--- START ---

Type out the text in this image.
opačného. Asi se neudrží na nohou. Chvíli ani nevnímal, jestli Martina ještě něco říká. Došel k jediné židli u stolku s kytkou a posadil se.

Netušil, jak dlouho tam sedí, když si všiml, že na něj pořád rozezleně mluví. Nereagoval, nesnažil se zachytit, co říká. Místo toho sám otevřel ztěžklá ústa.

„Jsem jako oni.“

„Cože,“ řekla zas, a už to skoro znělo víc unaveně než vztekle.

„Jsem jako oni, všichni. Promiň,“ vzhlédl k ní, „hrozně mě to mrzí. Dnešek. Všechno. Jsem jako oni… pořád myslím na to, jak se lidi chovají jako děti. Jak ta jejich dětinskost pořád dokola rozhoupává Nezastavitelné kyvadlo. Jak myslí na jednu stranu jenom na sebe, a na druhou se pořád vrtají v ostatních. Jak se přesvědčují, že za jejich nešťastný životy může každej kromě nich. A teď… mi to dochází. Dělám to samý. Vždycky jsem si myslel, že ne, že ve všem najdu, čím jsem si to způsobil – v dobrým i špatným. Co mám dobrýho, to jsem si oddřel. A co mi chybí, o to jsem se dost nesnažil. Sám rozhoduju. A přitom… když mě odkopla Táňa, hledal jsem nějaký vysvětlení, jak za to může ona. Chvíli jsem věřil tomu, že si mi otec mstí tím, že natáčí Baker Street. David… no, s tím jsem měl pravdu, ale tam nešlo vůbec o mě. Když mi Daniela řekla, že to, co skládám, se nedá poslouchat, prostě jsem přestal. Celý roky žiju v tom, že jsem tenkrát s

--- END ---

● Work instructions
Copy every line from the records above that contains the word "říká".

● Complete answer
opačného. Asi se neudrží na nohou. Chvíli ani nevnímal, jestli Martina ještě něco říká. Došel k jediné židli u stolku s kytkou a posadil se.
Netušil, jak dlouho tam sedí, když si všiml, že na něj pořád rozezleně mluví. Nereagoval, nesnažil se zachytit, co říká. Místo toho sám otevřel ztěžklá ústa.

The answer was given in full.